** start **
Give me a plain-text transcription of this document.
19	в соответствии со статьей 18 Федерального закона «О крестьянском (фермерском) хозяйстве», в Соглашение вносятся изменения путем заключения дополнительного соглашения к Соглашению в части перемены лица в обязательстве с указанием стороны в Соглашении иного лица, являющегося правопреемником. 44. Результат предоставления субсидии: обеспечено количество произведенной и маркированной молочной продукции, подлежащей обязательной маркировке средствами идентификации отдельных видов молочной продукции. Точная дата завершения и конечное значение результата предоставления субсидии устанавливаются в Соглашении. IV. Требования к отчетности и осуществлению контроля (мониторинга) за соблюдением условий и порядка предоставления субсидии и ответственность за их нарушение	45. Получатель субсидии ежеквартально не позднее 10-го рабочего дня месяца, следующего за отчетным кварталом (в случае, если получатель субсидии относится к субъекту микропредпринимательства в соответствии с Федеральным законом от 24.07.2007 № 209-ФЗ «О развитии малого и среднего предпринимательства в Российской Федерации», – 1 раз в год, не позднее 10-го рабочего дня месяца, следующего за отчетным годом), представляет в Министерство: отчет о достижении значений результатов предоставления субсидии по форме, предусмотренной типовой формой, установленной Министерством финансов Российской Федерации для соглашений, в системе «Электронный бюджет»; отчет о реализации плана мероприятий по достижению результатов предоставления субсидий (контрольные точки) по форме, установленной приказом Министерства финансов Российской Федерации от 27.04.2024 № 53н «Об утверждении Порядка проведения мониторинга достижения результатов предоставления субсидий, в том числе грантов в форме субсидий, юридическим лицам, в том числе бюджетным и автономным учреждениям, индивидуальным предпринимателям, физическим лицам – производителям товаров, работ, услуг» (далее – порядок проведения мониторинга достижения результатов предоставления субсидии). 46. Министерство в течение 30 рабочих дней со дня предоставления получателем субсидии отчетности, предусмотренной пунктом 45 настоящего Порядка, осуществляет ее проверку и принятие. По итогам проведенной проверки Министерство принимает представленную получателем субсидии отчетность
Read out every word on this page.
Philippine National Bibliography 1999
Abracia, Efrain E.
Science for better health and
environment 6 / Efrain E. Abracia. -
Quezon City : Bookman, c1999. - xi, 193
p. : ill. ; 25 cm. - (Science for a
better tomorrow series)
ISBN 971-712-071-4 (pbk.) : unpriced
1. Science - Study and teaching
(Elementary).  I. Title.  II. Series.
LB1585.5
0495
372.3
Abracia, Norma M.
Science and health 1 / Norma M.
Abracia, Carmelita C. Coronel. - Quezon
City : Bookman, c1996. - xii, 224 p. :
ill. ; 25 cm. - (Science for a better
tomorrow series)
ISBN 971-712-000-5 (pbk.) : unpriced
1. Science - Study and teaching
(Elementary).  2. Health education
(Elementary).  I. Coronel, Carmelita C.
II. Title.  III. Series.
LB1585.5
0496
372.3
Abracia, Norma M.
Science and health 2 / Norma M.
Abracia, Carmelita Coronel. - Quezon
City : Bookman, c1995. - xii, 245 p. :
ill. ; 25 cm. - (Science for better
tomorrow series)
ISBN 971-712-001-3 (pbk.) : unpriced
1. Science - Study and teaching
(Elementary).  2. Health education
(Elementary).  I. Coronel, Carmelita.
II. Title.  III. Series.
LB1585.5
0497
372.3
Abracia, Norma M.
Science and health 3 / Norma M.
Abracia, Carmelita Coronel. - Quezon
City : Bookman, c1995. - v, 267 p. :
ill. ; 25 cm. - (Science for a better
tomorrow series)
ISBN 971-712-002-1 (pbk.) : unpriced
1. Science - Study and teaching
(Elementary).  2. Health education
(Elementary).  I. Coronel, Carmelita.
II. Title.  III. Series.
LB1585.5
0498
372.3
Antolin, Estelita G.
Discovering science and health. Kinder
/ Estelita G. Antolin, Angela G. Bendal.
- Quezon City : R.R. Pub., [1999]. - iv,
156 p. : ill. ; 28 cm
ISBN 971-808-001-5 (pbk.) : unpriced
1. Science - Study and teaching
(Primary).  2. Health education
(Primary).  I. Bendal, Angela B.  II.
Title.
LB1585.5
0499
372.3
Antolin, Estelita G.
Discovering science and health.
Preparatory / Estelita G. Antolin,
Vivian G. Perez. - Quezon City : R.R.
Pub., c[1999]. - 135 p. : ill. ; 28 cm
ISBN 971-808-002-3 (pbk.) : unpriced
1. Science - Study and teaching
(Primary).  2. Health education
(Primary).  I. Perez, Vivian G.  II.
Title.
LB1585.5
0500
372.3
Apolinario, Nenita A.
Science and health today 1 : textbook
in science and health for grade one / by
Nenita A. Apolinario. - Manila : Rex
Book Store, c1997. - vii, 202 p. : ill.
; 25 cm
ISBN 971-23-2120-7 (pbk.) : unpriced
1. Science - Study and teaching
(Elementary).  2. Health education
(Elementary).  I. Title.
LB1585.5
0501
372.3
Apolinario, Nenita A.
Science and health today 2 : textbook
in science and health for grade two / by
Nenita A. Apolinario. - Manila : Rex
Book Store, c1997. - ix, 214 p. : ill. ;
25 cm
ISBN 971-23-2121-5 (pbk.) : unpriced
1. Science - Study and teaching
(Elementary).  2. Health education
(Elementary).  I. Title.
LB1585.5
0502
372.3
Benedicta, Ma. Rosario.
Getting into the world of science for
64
** end **
## Work required
Extract each line from the listing that holds the word "Antolin".

## The output
Antolin, Estelita G.
/ Estelita G. Antolin, Angela G. Bendal.
Antolin, Estelita G.
Preparatory / Estelita G. Antolin,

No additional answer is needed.